DATA SUPPLIED:
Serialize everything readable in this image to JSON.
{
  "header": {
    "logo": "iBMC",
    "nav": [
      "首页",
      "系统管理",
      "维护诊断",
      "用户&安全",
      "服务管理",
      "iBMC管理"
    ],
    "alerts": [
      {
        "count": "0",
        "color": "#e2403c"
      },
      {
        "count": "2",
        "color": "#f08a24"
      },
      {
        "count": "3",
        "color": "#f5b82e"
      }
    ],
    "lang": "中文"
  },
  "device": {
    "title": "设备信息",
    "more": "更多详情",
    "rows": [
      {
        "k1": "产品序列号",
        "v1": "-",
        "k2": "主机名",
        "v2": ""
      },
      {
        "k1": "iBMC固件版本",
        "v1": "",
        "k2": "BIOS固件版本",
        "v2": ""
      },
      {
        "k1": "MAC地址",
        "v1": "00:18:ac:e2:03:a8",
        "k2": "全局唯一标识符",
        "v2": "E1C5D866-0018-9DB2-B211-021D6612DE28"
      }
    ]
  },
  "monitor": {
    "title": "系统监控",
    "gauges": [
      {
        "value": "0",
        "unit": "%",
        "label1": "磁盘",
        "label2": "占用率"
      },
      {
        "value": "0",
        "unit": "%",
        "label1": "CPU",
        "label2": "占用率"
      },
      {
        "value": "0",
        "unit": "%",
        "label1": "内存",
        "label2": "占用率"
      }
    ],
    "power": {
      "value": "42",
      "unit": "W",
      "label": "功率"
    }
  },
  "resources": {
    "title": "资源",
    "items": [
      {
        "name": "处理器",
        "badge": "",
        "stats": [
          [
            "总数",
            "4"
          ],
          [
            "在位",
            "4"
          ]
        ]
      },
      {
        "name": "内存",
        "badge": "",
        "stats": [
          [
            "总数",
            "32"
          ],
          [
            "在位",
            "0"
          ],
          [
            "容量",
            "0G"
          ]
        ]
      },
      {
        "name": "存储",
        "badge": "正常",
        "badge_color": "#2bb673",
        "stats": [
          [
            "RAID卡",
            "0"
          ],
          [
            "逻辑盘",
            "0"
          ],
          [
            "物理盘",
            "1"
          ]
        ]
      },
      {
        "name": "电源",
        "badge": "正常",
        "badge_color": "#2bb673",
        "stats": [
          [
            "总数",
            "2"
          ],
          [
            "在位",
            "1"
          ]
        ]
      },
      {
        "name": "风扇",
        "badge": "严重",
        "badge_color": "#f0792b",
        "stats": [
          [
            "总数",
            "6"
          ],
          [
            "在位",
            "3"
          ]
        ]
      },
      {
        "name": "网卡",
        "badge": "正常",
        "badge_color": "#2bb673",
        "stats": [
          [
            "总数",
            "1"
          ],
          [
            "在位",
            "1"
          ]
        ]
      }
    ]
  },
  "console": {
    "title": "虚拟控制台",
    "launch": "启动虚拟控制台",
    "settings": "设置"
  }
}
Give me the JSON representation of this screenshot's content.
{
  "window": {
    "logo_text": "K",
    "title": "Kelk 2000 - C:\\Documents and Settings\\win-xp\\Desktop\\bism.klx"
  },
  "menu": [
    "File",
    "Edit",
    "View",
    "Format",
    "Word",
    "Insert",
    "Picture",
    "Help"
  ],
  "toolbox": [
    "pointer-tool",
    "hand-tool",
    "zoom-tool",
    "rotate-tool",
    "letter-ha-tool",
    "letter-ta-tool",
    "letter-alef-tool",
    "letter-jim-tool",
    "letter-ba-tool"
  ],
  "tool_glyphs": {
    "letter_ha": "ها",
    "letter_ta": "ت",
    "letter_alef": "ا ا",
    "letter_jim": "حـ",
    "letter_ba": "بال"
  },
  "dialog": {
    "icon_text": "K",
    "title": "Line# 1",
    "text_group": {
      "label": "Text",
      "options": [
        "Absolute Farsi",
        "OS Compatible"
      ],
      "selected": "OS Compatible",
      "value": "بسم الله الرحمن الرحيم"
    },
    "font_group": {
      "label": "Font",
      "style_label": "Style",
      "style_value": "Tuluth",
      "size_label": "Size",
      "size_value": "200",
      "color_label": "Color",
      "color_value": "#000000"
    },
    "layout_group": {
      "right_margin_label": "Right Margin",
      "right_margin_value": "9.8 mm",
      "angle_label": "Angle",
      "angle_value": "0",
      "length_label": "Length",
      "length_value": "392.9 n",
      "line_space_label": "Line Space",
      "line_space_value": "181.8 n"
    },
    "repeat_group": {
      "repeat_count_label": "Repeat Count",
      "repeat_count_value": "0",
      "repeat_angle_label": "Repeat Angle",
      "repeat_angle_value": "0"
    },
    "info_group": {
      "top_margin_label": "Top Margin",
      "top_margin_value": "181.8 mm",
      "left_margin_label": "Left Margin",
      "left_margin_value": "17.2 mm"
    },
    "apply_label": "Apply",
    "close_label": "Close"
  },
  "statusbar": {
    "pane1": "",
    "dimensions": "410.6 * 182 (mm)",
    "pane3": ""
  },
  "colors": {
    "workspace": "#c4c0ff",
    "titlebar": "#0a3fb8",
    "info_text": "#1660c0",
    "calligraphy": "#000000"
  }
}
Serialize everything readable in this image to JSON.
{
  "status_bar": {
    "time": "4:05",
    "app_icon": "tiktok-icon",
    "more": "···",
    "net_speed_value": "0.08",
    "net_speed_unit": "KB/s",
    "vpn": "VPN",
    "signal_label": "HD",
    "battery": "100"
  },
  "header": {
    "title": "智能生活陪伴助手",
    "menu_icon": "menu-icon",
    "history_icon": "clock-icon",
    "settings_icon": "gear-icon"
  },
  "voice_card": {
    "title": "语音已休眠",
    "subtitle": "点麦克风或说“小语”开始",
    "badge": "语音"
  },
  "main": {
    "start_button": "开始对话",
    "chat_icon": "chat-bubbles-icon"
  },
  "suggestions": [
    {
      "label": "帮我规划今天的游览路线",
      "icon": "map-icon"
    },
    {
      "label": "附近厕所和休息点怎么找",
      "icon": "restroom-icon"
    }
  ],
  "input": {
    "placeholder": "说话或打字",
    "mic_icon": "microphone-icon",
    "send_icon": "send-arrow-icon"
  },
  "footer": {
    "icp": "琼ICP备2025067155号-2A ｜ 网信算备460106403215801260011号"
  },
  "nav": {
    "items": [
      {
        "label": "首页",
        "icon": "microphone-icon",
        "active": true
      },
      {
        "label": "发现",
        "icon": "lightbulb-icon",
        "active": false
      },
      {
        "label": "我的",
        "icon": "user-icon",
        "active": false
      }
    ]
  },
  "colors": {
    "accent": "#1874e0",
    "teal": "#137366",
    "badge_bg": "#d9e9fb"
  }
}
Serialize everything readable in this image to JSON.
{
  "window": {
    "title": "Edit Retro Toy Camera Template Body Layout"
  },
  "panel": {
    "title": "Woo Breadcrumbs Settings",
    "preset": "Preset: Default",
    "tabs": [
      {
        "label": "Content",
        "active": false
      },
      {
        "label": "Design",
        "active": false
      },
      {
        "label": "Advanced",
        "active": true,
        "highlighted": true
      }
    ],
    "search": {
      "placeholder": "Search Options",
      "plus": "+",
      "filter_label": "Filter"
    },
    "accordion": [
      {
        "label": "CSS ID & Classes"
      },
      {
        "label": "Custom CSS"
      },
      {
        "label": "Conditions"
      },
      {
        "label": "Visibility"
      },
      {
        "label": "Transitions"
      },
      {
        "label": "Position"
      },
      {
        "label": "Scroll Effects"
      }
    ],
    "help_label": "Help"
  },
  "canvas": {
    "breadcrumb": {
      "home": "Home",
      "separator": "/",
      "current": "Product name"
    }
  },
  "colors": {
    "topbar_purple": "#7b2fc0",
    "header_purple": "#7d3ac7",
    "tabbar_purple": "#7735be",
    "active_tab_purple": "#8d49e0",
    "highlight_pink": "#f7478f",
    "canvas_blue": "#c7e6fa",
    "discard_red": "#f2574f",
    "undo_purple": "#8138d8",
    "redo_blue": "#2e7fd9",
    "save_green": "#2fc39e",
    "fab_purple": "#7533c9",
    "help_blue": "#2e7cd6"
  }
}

AIM OF THE TASK: Search the listing above for the string "name". Copy every line that contains it.

EXPECTED ANSWER:
        "name": "处理器",
        "name": "内存",
        "name": "存储",
        "name": "电源",
        "name": "风扇",
        "name": "网卡",
      "current": "Product name"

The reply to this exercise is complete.